EXERCISE PASSAGE:
=======

Ms. Vini was kind enough to introduce to us the various tools and software she uses as part of her job. She first talked about the three main systems she works with, which support roughly 4,000 developers. They include:
● SonarQube: analyzes code and checks if it’s written correctly and efficiently. It also flags any bugs or vulnerabilities (e.g. if a password is accidentally included in the code, other security loopholes, etc.)
● Azure Devops: similar to a planner for developers
● Jfrog: scans code that is pulled from outside of the company to make sure it is safe to use

She also discussed the other tools she uses and their purposes:
● Excel: data mining (she analyzes huge amounts of data to find patterns and trends)
● Power BI: dashboarding; it creates data in a format (e.g. graphs) that allow people to quickly scan and understand the data easily
● PowerShell: scripting; it automates repetitive tasks, though is not powerful enough to create applications. With this tool, Ms. Vini demonstrated some of its basic uses like creating variables and performing simple mathematical formulas. She explained that it can also be used to compare Excel files, pull information from the internet, and generate reports
● Google: “We Google a lot,” said Ms. Vini. “There’s no shame; if you don’t know something, just ask!”

Additionally, Ms. Vini talked about the programming languages she uses — not to be confused with spoken languages like English, as one student innocently did. Programming languages are meant to “bridge the gap between the 0’s and 1’s the computer understands and humans.” She
uses Java, Python, and C++. When Ms. Vini asked if any students had any programming experience, several excitedly raised their hand to say they had coded before in Scratch and Python. What talented students!

An average day begins with checking emails to see if any developers need assistance. Checking emails actually takes up most of Ms. Vini’s day as new bugs and issues never cease to crop up. Sometimes, she’s even called late at night at 3 am to solve an issue (but according to Ms. Vini, she doesn’t mind because she enjoys solving problems!). Ms. Vini also checks if there are any problems that need to be fixed regarding mining data and checks if the RAM,
CPU and file systems are running smoothly. In addition, Ms. Vini works with other groups to ensure all systems are up and running. They include the:

● Security team: she uses Jfrog and SonarQube

● Air and travel teams: works with them to create applications that help airplanes and trucks determine the most efficient route

● Finance and accountant team: supports them to make sure they can successfully track and keep money safe

Yes! According to Ms. Vini, whenever she’s solving a problem or picking through developers’ code to find errors, it feels like she’s solving a puzzle or being a detective. She enjoys the challenges that each new day poses and the great people she works with. In addition, she said there are plenty of opportunities to grow in this career field and one can easily transfer their
skills into other careers like accounting, marketing, and finance. Plus, Ms. Vini gets to participate in hackathons, which are exciting competitions where programmers create apps and websites to solve problems.

=======

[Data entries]
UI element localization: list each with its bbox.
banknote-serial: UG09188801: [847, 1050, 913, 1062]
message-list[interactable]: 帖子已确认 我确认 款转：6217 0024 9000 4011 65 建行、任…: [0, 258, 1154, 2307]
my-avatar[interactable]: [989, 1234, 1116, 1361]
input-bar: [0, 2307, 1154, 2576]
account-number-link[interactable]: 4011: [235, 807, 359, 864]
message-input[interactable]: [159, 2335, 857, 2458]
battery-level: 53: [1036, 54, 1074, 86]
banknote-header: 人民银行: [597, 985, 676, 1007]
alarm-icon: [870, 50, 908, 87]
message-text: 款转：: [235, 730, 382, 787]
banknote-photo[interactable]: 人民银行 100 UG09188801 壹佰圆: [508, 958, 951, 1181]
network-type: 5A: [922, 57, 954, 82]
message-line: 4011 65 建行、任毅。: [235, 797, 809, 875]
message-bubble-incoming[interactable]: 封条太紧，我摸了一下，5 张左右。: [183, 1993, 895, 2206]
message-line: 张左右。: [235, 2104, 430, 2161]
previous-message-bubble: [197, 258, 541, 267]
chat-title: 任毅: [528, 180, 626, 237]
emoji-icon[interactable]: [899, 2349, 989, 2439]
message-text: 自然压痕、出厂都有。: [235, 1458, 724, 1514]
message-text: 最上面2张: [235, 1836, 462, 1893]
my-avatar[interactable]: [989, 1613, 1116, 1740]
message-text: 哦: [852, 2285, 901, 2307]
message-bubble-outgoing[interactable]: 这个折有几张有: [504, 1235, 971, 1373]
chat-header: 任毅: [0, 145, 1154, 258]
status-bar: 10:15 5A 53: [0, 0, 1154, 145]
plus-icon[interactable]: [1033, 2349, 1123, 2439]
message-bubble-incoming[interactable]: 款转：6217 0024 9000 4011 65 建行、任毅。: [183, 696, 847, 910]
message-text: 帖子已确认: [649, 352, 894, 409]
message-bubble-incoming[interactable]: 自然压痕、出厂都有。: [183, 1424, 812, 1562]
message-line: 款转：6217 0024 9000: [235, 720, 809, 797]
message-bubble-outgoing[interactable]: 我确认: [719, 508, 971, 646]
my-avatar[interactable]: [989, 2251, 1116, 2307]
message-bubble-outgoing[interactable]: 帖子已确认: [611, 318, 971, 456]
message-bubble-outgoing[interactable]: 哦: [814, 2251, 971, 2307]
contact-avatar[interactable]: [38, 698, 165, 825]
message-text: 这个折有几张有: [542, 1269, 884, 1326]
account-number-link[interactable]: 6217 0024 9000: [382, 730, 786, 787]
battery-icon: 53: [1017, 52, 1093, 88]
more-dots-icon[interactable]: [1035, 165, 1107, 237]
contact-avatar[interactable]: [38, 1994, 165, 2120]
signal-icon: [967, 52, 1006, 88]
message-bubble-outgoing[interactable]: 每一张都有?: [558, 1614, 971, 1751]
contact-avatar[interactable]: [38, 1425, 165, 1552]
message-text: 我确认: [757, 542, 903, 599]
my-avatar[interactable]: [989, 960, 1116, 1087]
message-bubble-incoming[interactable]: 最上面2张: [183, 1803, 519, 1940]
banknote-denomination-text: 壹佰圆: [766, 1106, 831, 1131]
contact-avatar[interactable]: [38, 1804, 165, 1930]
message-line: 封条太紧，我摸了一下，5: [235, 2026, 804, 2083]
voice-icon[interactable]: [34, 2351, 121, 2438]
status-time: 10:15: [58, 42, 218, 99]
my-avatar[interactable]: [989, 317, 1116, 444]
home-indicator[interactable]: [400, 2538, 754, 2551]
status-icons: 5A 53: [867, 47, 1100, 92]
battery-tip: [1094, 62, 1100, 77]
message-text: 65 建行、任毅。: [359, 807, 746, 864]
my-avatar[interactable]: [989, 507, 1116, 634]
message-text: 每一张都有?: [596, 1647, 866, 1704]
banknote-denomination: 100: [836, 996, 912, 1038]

=======

PROBLEM TO WORK ON: Copy everything from "Ms. Vini was" down to "security loopholes, etc.)" in the text about Ms. Vini's work, substituting "about" for "roughly". The data entries are separate material and are not part of the text about Ms. Vini's work.

TASK SOLUTION:
Ms. Vini was kind enough to introduce to us the various tools and software she uses as part of her job. She first talked about the three main systems she works with, which support about 4,000 developers. They include:
● SonarQube: analyzes code and checks if it’s written correctly and efficiently. It also flags any bugs or vulnerabilities (e.g. if a password is accidentally included in the code, other security loopholes, etc.)